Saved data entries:
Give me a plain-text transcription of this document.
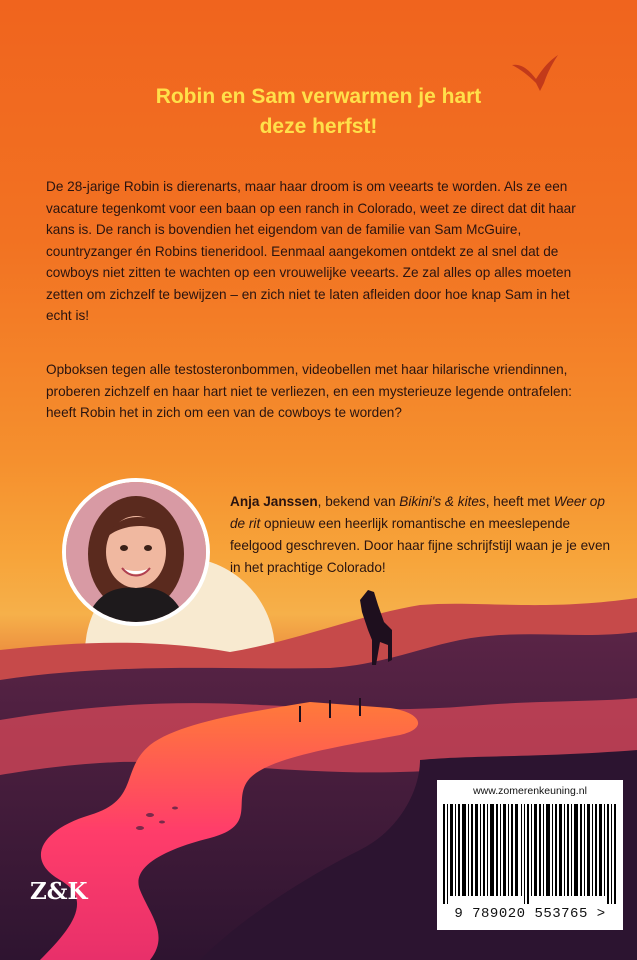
Robin en Sam verwarmen je hart
deze herfst!

De 28-jarige Robin is dierenarts, maar haar droom is om veearts te worden. Als ze een vacature tegenkomt voor een baan op een ranch in Colorado, weet ze direct dat dit haar kans is. De ranch is bovendien het eigendom van de familie van Sam McGuire, countryzanger én Robins tieneridool. Eenmaal aangekomen ontdekt ze al snel dat de cowboys niet zitten te wachten op een vrouwelijke veearts. Ze zal alles op alles moeten zetten om zichzelf te bewijzen – en zich niet te laten afleiden door hoe knap Sam in het echt is!

Opboksen tegen alle testosteronbommen, videobellen met haar hilarische vriendinnen, proberen zichzelf en haar hart niet te verliezen, en een mysterieuze legende ontrafelen: heeft Robin het in zich om een van de cowboys te worden?

Anja Janssen, bekend van Bikini's & kites, heeft met Weer op de rit opnieuw een heerlijk romantische en meeslepende feelgood geschreven. Door haar fijne schrijfstijl waan je je even in het prachtige Colorado!

www.zomerenkeuning.nl
9 789020 553765 >
Z&K
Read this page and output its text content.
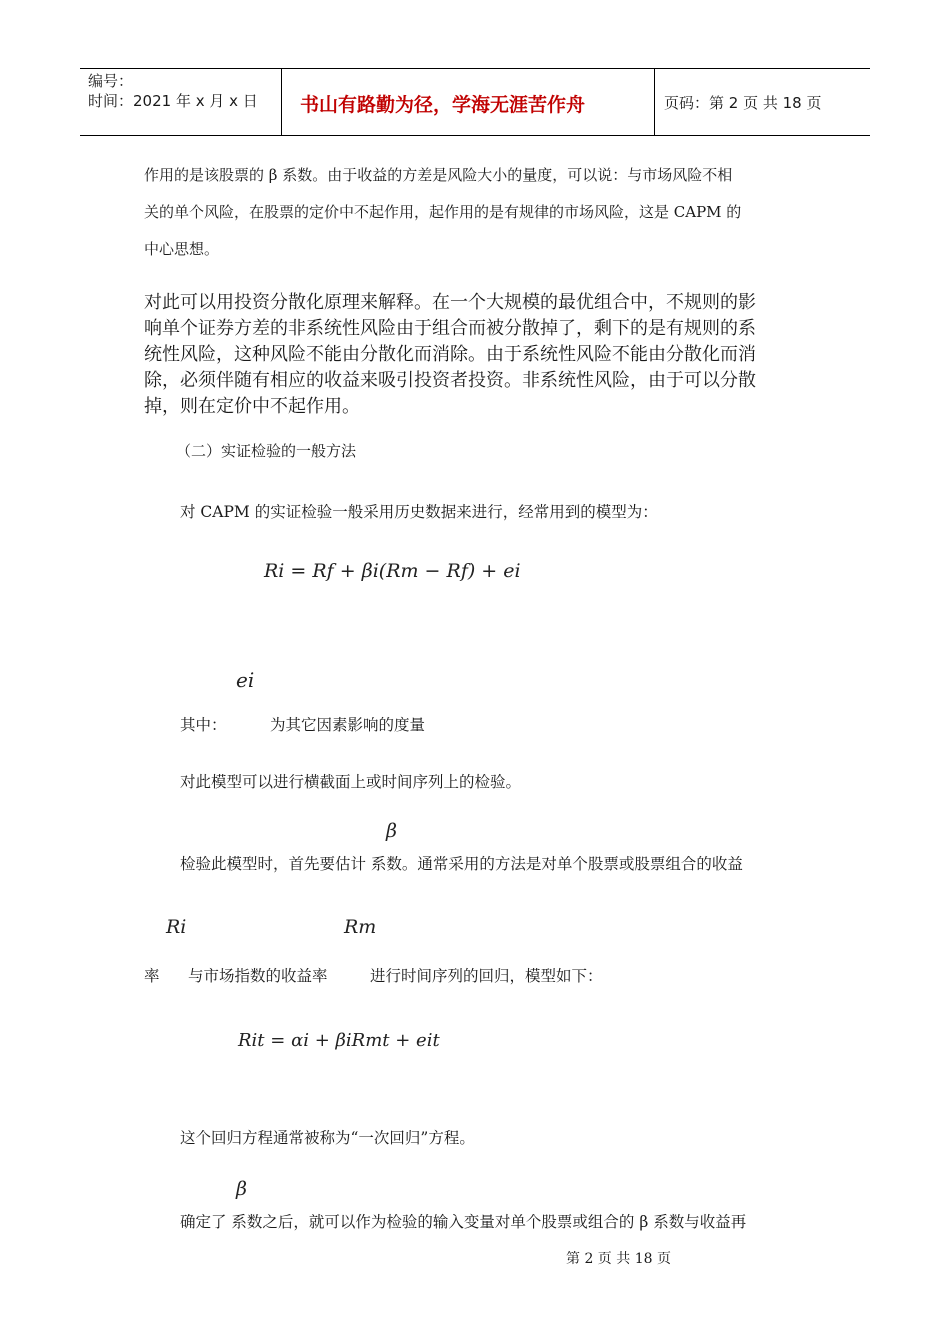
编号：
时间：2021 年 x 月 x 日 书山有路勤为径，学海无涯苦作舟	页码：第 2 页 共 18 页
作用的是该股票的 β 系数。由于收益的方差是风险大小的量度，可以说：与市场风险不相
关的单个风险，在股票的定价中不起作用，起作用的是有规律的市场风险，这是 CAPM 的
中心思想。
对此可以用投资分散化原理来解释。在一个大规模的最优组合中，不规则的影
响单个证券方差的非系统性风险由于组合而被分散掉了，剩下的是有规则的系
统性风险，这种风险不能由分散化而消除。由于系统性风险不能由分散化而消
除，必须伴随有相应的收益来吸引投资者投资。非系统性风险，由于可以分散
掉，则在定价中不起作用。
（二）实证检验的一般方法
对 CAPM 的实证检验一般采用历史数据来进行，经常用到的模型为：
Ri = Rf + βi(Rm − Rf) + ei
ei
其中：	为其它因素影响的度量
对此模型可以进行横截面上或时间序列上的检验。
β
检验此模型时，首先要估计 系数。通常采用的方法是对单个股票或股票组合的收益
Ri	Rm
率 与市场指数的收益率	进行时间序列的回归，模型如下：
Rit = αi + βiRmt + eit
这个回归方程通常被称为“一次回归”方程。
β
确定了 系数之后，就可以作为检验的输入变量对单个股票或组合的 β 系数与收益再
第 2 页 共 18 页
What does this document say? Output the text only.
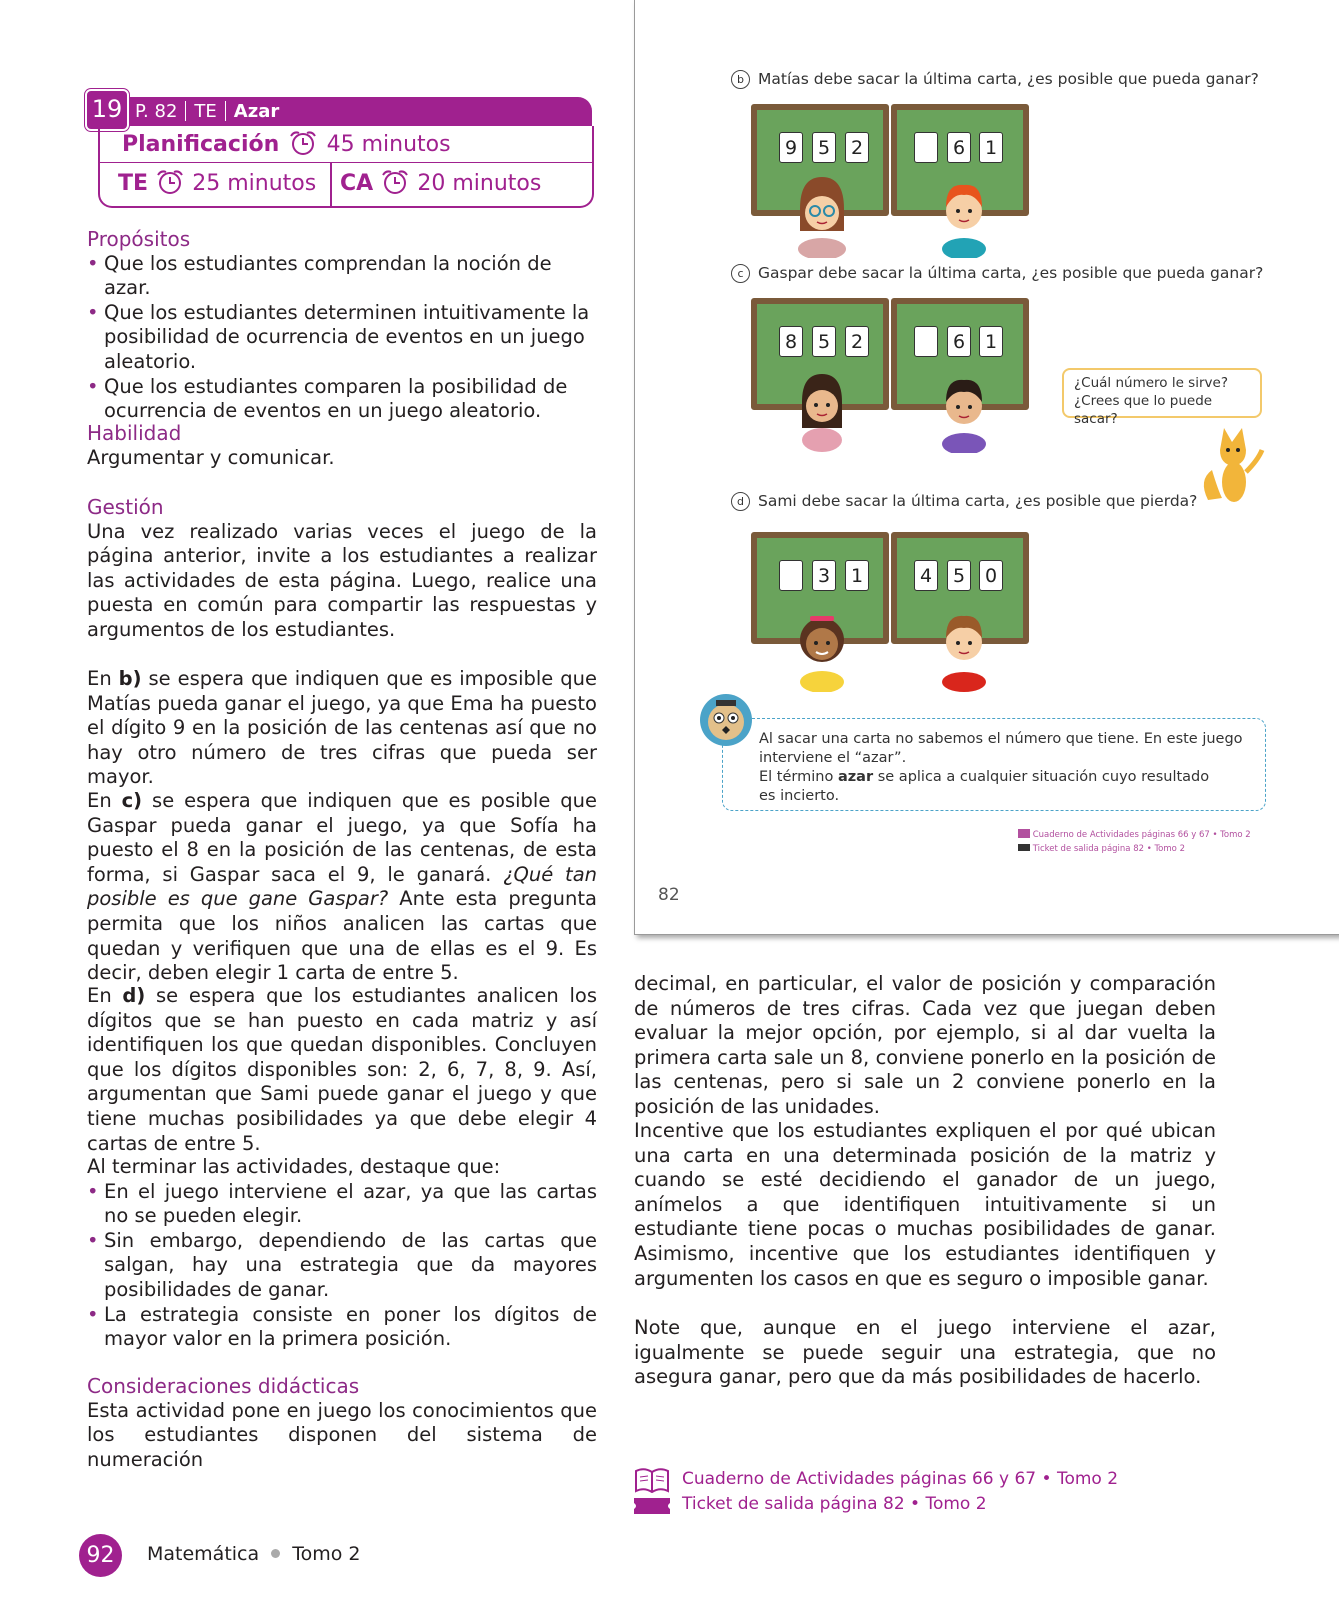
P. 82 TE Azar
19
Planificación 45 minutos
TE 25 minutos CA 20 minutos
Propósitos
• Que los estudiantes comprendan la noción de azar.
• Que los estudiantes determinen intuitivamente la posibilidad de ocurrencia de eventos en un juego aleatorio.
• Que los estudiantes comparen la posibilidad de ocurrencia de eventos en un juego aleatorio.
Habilidad
Argumentar y comunicar.
Gestión
Una vez realizado varias veces el juego de la página anterior, invite a los estudiantes a realizar las actividades de esta página. Luego, realice una puesta en común para compartir las respuestas y argumentos de los estudiantes.
En b) se espera que indiquen que es imposible que Matías pueda ganar el juego, ya que Ema ha puesto el dígito 9 en la posición de las centenas así que no hay otro número de tres cifras que pueda ser mayor.
En c) se espera que indiquen que es posible que Gaspar pueda ganar el juego, ya que Sofía ha puesto el 8 en la posición de las centenas, de esta forma, si Gaspar saca el 9, le ganará. ¿Qué tan posible es que gane Gaspar? Ante esta pregunta permita que los niños analicen las cartas que quedan y verifiquen que una de ellas es el 9. Es decir, deben elegir 1 carta de entre 5.
En d) se espera que los estudiantes analicen los dígitos que se han puesto en cada matriz y así identifiquen los que quedan disponibles. Concluyen que los dígitos disponibles son: 2, 6, 7, 8, 9. Así, argumentan que Sami puede ganar el juego y que tiene muchas posibilidades ya que debe elegir 4 cartas de entre 5.
Al terminar las actividades, destaque que:
• En el juego interviene el azar, ya que las cartas no se pueden elegir.
• Sin embargo, dependiendo de las cartas que salgan, hay una estrategia que da mayores posibilidades de ganar.
• La estrategia consiste en poner los dígitos de mayor valor en la primera posición.
Consideraciones didácticas
Esta actividad pone en juego los conocimientos que los estudiantes disponen del sistema de numeración
b Matías debe sacar la última carta, ¿es posible que pueda ganar?
9	5	2	6	1
c Gaspar debe sacar la última carta, ¿es posible que pueda ganar?
8	5	2	6	1
¿Cuál número le sirve?
¿Crees que lo puede sacar?
d Sami debe sacar la última carta, ¿es posible que pierda?
3	1	4	5	0
Al sacar una carta no sabemos el número que tiene. En este juego
interviene el “azar”.
El término azar se aplica a cualquier situación cuyo resultado
es incierto.
Cuaderno de Actividades páginas 66 y 67 • Tomo 2
Ticket de salida página 82 • Tomo 2
82
decimal, en particular, el valor de posición y comparación de números de tres cifras. Cada vez que juegan deben evaluar la mejor opción, por ejemplo, si al dar vuelta la primera carta sale un 8, conviene ponerlo en la posición de las centenas, pero si sale un 2 conviene ponerlo en la posición de las unidades.
Incentive que los estudiantes expliquen el por qué ubican una carta en una determinada posición de la matriz y cuando se esté decidiendo el ganador de un juego, anímelos a que identifiquen intuitivamente si un estudiante tiene pocas o muchas posibilidades de ganar. Asimismo, incentive que los estudiantes identifiquen y argumenten los casos en que es seguro o imposible ganar.
Note que, aunque en el juego interviene el azar, igualmente se puede seguir una estrategia, que no asegura ganar, pero que da más posibilidades de hacerlo.
Cuaderno de Actividades páginas 66 y 67 • Tomo 2
Ticket de salida página 82 • Tomo 2
92	Matemática Tomo 2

EXERCISE OBJECTIVE >> Track down every line of the material containing the string "estrategia", and copy it.

COMPLETE RESPONSE >>
• Sin embargo, dependiendo de las cartas que salgan, hay una estrategia que da mayores posibilidades de ganar.
• La estrategia consiste en poner los dígitos de mayor valor en la primera posición.
Note que, aunque en el juego interviene el azar, igualmente se puede seguir una estrategia, que no asegura ganar, pero que da más posibilidades de hacerlo.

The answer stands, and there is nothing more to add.